* [EXTRACTED DATA]
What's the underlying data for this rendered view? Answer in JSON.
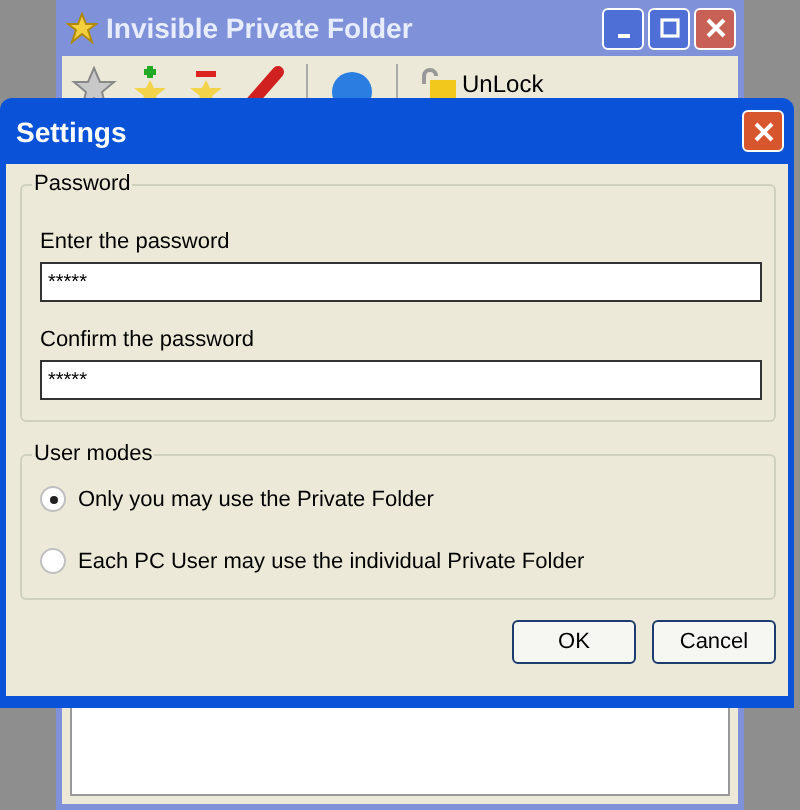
{
  "back_window": {
    "title": "Invisible Private Folder",
    "toolbar": {
      "unlock_label": "UnLock"
    }
  },
  "dialog": {
    "title": "Settings",
    "password_group": {
      "title": "Password",
      "fields": [
        {
          "label": "Enter the password",
          "value": "*****"
        },
        {
          "label": "Confirm the password",
          "value": "*****"
        }
      ]
    },
    "modes_group": {
      "title": "User modes",
      "options": [
        {
          "label": "Only you may use  the Private Folder",
          "selected": true
        },
        {
          "label": "Each PC User may use the individual Private Folder",
          "selected": false
        }
      ]
    },
    "buttons": [
      "OK",
      "Cancel"
    ]
  }
}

* [WHAT NEEDS TO BE DONE] Which lines include "Private"? Copy each of them out.

* [WRITTEN SOLUTION]
    "title": "Invisible Private Folder",
          "label": "Only you may use  the Private Folder",
          "label": "Each PC User may use the individual Private Folder",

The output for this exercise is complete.